[Start PROVIDED ENTRIES]

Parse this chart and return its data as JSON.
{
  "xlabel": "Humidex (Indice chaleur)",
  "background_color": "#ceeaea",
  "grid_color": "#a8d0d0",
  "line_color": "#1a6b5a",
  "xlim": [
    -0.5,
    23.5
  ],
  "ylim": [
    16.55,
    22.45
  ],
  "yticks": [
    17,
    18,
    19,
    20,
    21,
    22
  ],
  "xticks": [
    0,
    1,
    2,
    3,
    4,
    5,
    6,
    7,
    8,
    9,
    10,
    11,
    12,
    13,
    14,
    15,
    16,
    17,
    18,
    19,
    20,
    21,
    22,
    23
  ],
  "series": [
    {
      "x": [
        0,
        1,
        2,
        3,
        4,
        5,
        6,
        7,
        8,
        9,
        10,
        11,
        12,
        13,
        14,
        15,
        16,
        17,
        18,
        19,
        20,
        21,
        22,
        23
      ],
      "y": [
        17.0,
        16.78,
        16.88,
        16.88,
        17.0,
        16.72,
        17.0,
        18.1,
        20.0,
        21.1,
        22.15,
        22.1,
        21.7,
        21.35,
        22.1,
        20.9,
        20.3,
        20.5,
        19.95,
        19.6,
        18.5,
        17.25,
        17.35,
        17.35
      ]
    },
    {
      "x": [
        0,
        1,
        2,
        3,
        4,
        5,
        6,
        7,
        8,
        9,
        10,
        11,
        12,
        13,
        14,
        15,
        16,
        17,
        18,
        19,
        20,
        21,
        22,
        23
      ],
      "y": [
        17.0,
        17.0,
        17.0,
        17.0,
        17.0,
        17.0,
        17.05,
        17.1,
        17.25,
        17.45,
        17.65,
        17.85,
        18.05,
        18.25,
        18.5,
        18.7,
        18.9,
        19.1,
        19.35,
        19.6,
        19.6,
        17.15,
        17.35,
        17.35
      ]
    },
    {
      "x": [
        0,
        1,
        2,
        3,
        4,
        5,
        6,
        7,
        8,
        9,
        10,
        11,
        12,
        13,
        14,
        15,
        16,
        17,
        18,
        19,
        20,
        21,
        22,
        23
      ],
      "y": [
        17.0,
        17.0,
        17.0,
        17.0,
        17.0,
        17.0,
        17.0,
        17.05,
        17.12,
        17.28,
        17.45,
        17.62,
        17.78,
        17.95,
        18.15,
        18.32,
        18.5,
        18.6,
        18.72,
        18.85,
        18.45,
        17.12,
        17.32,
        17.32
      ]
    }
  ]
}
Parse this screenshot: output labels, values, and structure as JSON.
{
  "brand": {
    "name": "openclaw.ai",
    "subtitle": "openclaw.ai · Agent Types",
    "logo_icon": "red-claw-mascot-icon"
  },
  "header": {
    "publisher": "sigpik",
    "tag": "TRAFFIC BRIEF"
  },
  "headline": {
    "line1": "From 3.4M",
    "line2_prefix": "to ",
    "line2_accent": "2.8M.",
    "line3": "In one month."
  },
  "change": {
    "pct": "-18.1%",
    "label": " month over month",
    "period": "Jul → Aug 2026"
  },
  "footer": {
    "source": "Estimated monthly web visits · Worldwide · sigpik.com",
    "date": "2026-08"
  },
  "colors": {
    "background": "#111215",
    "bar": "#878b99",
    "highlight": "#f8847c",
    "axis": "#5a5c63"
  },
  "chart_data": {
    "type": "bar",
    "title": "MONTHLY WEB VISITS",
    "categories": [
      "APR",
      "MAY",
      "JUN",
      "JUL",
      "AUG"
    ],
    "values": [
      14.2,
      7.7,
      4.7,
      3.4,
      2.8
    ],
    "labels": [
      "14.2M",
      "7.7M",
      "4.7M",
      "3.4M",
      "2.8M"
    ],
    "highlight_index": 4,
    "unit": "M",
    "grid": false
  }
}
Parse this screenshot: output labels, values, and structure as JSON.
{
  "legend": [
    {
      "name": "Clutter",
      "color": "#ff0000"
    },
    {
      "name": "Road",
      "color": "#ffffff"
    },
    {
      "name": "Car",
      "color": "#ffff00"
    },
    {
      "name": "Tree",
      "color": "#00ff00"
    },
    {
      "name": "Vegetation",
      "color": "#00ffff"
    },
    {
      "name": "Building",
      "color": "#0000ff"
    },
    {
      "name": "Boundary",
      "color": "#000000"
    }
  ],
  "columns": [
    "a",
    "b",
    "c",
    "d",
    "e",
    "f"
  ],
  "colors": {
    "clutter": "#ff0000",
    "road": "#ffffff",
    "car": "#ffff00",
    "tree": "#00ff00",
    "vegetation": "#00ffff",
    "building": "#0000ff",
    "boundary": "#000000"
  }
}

[End PROVIDED ENTRIES]

Write every entry out again exactly.

SOLUTION TO THIS PROBLEM:
Parse this chart and return its data as JSON.
{
  "xlabel": "Humidex (Indice chaleur)",
  "background_color": "#ceeaea",
  "grid_color": "#a8d0d0",
  "line_color": "#1a6b5a",
  "xlim": [
    -0.5,
    23.5
  ],
  "ylim": [
    16.55,
    22.45
  ],
  "yticks": [
    17,
    18,
    19,
    20,
    21,
    22
  ],
  "xticks": [
    0,
    1,
    2,
    3,
    4,
    5,
    6,
    7,
    8,
    9,
    10,
    11,
    12,
    13,
    14,
    15,
    16,
    17,
    18,
    19,
    20,
    21,
    22,
    23
  ],
  "series": [
    {
      "x": [
        0,
        1,
        2,
        3,
        4,
        5,
        6,
        7,
        8,
        9,
        10,
        11,
        12,
        13,
        14,
        15,
        16,
        17,
        18,
        19,
        20,
        21,
        22,
        23
      ],
      "y": [
        17.0,
        16.78,
        16.88,
        16.88,
        17.0,
        16.72,
        17.0,
        18.1,
        20.0,
        21.1,
        22.15,
        22.1,
        21.7,
        21.35,
        22.1,
        20.9,
        20.3,
        20.5,
        19.95,
        19.6,
        18.5,
        17.25,
        17.35,
        17.35
      ]
    },
    {
      "x": [
        0,
        1,
        2,
        3,
        4,
        5,
        6,
        7,
        8,
        9,
        10,
        11,
        12,
        13,
        14,
        15,
        16,
        17,
        18,
        19,
        20,
        21,
        22,
        23
      ],
      "y": [
        17.0,
        17.0,
        17.0,
        17.0,
        17.0,
        17.0,
        17.05,
        17.1,
        17.25,
        17.45,
        17.65,
        17.85,
        18.05,
        18.25,
        18.5,
        18.7,
        18.9,
        19.1,
        19.35,
        19.6,
        19.6,
        17.15,
        17.35,
        17.35
      ]
    },
    {
      "x": [
        0,
        1,
        2,
        3,
        4,
        5,
        6,
        7,
        8,
        9,
        10,
        11,
        12,
        13,
        14,
        15,
        16,
        17,
        18,
        19,
        20,
        21,
        22,
        23
      ],
      "y": [
        17.0,
        17.0,
        17.0,
        17.0,
        17.0,
        17.0,
        17.0,
        17.05,
        17.12,
        17.28,
        17.45,
        17.62,
        17.78,
        17.95,
        18.15,
        18.32,
        18.5,
        18.6,
        18.72,
        18.85,
        18.45,
        17.12,
        17.32,
        17.32
      ]
    }
  ]
}
Parse this screenshot: output labels, values, and structure as JSON.
{
  "brand": {
    "name": "openclaw.ai",
    "subtitle": "openclaw.ai · Agent Types",
    "logo_icon": "red-claw-mascot-icon"
  },
  "header": {
    "publisher": "sigpik",
    "tag": "TRAFFIC BRIEF"
  },
  "headline": {
    "line1": "From 3.4M",
    "line2_prefix": "to ",
    "line2_accent": "2.8M.",
    "line3": "In one month."
  },
  "change": {
    "pct": "-18.1%",
    "label": " month over month",
    "period": "Jul → Aug 2026"
  },
  "footer": {
    "source": "Estimated monthly web visits · Worldwide · sigpik.com",
    "date": "2026-08"
  },
  "colors": {
    "background": "#111215",
    "bar": "#878b99",
    "highlight": "#f8847c",
    "axis": "#5a5c63"
  },
  "chart_data": {
    "type": "bar",
    "title": "MONTHLY WEB VISITS",
    "categories": [
      "APR",
      "MAY",
      "JUN",
      "JUL",
      "AUG"
    ],
    "values": [
      14.2,
      7.7,
      4.7,
      3.4,
      2.8
    ],
    "labels": [
      "14.2M",
      "7.7M",
      "4.7M",
      "3.4M",
      "2.8M"
    ],
    "highlight_index": 4,
    "unit": "M",
    "grid": false
  }
}
Parse this screenshot: output labels, values, and structure as JSON.
{
  "legend": [
    {
      "name": "Clutter",
      "color": "#ff0000"
    },
    {
      "name": "Road",
      "color": "#ffffff"
    },
    {
      "name": "Car",
      "color": "#ffff00"
    },
    {
      "name": "Tree",
      "color": "#00ff00"
    },
    {
      "name": "Vegetation",
      "color": "#00ffff"
    },
    {
      "name": "Building",
      "color": "#0000ff"
    },
    {
      "name": "Boundary",
      "color": "#000000"
    }
  ],
  "columns": [
    "a",
    "b",
    "c",
    "d",
    "e",
    "f"
  ],
  "colors": {
    "clutter": "#ff0000",
    "road": "#ffffff",
    "car": "#ffff00",
    "tree": "#00ff00",
    "vegetation": "#00ffff",
    "building": "#0000ff",
    "boundary": "#000000"
  }
}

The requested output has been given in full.